----- Task inputs -----

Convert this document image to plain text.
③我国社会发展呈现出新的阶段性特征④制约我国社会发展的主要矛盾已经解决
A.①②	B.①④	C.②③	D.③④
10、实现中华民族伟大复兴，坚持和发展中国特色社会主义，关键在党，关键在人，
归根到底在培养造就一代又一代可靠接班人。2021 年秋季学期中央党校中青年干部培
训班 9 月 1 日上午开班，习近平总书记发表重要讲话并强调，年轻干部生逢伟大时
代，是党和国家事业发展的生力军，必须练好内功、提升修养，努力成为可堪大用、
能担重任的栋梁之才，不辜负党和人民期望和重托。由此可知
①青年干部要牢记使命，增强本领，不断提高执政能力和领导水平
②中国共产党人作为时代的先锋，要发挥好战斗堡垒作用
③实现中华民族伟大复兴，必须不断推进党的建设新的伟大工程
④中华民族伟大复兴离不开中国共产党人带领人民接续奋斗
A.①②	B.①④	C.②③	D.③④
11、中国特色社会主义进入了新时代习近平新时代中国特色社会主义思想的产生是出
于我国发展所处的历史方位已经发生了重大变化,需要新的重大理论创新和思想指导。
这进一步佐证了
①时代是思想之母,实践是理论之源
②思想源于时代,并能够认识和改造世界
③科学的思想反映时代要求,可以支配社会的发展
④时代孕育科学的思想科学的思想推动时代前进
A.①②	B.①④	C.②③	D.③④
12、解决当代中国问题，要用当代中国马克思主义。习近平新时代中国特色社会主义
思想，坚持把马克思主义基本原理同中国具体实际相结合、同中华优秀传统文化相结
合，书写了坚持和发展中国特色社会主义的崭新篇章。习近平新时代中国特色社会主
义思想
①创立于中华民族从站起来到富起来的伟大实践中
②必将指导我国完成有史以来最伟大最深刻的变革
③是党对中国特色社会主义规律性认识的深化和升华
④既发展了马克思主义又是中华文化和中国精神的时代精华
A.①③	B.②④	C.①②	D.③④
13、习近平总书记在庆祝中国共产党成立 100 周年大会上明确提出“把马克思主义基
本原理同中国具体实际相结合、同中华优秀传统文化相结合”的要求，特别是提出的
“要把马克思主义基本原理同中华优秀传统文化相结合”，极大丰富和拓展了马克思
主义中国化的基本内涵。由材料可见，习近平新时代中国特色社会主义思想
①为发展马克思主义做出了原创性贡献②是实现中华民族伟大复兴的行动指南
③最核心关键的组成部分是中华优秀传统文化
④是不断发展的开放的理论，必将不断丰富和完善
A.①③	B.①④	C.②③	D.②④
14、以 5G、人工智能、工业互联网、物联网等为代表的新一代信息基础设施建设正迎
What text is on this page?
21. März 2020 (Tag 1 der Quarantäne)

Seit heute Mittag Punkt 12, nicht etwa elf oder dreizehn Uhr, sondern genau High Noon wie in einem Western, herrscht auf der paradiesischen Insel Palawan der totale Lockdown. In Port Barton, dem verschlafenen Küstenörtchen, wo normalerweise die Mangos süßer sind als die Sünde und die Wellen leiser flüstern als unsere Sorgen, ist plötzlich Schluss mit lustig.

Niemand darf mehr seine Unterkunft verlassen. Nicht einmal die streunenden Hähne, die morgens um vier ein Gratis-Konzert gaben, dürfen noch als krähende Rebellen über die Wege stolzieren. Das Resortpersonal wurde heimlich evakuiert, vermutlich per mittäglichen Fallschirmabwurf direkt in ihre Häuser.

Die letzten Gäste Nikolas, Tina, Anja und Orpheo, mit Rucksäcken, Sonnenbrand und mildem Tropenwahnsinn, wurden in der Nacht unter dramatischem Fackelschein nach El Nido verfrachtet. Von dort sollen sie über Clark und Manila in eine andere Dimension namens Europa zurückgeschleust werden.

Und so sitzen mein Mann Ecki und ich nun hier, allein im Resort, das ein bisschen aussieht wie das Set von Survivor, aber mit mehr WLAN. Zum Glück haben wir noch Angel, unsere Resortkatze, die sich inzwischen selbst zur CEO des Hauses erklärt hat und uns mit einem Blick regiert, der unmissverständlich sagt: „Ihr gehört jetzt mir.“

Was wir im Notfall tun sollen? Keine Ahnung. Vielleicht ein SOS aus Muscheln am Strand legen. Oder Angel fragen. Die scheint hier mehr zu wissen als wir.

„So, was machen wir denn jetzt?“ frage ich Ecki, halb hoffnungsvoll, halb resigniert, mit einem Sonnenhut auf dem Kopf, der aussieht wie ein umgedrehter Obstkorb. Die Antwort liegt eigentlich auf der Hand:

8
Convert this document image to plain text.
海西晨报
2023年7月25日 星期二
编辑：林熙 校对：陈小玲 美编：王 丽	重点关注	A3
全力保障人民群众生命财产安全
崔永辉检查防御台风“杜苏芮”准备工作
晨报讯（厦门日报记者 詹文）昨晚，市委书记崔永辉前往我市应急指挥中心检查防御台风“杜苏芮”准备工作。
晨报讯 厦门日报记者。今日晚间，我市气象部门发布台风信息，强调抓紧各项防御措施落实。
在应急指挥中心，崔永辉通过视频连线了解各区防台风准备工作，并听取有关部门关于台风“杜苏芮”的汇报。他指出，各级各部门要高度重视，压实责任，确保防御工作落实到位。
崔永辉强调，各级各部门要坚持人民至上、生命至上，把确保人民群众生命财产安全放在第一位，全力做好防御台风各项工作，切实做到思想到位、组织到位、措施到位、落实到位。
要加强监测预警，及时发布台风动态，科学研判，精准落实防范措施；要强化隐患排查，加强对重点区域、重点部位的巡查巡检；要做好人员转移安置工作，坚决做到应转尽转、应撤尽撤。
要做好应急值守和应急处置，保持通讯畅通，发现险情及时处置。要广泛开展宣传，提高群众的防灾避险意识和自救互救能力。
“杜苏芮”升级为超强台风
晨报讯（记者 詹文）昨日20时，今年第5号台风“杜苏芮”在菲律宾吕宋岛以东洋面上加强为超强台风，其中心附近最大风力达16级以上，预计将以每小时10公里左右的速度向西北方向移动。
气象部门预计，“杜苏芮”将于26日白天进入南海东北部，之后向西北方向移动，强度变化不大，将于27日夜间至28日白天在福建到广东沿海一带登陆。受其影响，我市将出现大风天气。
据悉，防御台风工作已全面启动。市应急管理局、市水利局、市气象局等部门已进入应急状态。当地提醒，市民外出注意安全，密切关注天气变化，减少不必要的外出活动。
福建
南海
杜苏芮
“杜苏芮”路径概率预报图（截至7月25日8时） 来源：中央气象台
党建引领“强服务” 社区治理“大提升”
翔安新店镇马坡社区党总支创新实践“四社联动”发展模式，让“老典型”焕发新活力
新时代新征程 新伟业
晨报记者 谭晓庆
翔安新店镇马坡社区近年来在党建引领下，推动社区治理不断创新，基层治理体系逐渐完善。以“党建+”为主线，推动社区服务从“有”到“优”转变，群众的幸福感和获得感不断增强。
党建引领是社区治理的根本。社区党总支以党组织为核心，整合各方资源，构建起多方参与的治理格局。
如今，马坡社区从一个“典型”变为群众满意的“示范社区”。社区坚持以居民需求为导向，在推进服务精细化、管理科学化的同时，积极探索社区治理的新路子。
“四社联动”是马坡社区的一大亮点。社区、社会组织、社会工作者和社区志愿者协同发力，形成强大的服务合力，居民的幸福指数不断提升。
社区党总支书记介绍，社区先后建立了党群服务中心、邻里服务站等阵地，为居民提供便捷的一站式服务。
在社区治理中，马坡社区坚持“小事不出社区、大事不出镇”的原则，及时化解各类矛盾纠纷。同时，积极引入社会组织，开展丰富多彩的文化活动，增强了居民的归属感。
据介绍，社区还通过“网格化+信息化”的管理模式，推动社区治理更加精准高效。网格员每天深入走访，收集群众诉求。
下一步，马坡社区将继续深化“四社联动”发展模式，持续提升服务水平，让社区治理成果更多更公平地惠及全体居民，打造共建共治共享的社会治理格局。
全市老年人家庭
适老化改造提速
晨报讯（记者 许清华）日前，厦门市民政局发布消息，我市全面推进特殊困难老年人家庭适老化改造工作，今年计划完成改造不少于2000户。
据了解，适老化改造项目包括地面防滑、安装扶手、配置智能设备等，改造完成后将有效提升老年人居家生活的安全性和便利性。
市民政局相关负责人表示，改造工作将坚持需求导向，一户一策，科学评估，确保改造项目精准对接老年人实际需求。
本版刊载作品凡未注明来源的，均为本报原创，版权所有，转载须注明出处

-----

• **Set task**
Each line in the data that holds the string "über" should be found and copied.

• **Solved exercise**
Niemand darf mehr seine Unterkunft verlassen. Nicht einmal die streunenden Hähne, die morgens um vier ein Gratis-Konzert gaben, dürfen noch als krähende Rebellen über die Wege stolzieren. Das Resortpersonal wurde heimlich evakuiert, vermutlich per mittäglichen Fallschirmabwurf direkt in ihre Häuser.
Die letzten Gäste Nikolas, Tina, Anja und Orpheo, mit Rucksäcken, Sonnenbrand und mildem Tropenwahnsinn, wurden in der Nacht unter dramatischem Fackelschein nach El Nido verfrachtet. Von dort sollen sie über Clark und Manila in eine andere Dimension namens Europa zurückgeschleust werden.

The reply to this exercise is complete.